Prompt |
In the records that follow, locate every line with "label" and extract it.

+++ Supplied material +++

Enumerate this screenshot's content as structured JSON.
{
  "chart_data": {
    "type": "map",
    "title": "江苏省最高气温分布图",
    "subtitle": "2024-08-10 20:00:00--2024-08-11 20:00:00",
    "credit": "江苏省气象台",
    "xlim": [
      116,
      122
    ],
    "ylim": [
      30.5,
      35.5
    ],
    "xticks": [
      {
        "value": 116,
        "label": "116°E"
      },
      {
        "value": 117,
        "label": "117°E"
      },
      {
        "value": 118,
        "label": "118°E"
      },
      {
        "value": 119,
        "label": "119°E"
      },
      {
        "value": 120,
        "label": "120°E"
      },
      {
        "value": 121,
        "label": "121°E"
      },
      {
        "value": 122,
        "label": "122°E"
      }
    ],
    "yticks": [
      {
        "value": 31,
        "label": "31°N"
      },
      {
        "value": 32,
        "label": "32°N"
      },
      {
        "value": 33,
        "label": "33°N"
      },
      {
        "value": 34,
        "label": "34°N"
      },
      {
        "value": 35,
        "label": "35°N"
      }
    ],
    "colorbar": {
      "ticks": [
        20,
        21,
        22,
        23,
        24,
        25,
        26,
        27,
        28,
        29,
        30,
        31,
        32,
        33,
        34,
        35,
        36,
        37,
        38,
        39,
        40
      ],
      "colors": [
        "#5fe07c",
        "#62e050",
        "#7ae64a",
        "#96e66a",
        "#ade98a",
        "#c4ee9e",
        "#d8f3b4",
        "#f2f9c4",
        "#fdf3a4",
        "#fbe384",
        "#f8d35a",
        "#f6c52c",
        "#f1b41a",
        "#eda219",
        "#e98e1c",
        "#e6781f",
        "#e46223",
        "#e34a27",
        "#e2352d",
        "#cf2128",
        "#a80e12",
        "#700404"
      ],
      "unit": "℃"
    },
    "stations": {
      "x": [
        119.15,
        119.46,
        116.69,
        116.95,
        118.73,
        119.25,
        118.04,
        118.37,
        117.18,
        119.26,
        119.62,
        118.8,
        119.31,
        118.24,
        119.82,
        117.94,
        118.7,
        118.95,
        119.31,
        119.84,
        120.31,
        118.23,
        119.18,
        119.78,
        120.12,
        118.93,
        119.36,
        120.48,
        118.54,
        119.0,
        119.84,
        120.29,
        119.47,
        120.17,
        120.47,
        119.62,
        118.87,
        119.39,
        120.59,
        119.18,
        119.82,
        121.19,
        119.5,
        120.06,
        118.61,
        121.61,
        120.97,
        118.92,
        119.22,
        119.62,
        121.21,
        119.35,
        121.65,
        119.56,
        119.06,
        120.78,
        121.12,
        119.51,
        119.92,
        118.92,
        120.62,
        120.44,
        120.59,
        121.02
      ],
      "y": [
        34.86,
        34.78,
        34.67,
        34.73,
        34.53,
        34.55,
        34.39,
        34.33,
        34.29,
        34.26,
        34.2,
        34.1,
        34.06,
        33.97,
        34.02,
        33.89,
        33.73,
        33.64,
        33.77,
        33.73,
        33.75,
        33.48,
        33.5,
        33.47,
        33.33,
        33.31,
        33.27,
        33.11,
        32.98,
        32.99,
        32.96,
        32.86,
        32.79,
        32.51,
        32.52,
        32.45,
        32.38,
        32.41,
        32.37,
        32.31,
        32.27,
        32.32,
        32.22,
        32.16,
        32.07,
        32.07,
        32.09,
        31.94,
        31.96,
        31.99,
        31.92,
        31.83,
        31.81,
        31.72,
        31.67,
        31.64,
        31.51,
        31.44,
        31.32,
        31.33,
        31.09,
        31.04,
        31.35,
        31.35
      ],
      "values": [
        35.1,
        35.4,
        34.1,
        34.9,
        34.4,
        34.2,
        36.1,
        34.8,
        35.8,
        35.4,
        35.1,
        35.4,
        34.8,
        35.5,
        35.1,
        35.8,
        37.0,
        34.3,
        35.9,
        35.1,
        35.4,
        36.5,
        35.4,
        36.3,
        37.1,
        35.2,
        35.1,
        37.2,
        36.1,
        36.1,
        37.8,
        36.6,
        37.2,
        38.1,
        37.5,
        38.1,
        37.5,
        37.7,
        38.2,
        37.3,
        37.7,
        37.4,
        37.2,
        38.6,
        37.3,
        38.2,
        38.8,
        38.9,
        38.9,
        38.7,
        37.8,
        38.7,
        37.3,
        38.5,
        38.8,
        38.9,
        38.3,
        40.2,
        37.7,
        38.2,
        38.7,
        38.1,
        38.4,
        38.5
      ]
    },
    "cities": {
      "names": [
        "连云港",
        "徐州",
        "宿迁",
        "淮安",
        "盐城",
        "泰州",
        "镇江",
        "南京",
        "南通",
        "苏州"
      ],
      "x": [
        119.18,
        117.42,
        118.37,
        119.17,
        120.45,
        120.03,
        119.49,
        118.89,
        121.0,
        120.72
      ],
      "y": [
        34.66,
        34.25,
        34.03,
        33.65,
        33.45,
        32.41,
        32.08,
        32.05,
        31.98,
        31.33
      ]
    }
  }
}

+++

Answer for the task |
        "label": "116°E"
        "label": "117°E"
        "label": "118°E"
        "label": "119°E"
        "label": "120°E"
        "label": "121°E"
        "label": "122°E"
        "label": "31°N"
        "label": "32°N"
        "label": "33°N"
        "label": "34°N"
        "label": "35°N"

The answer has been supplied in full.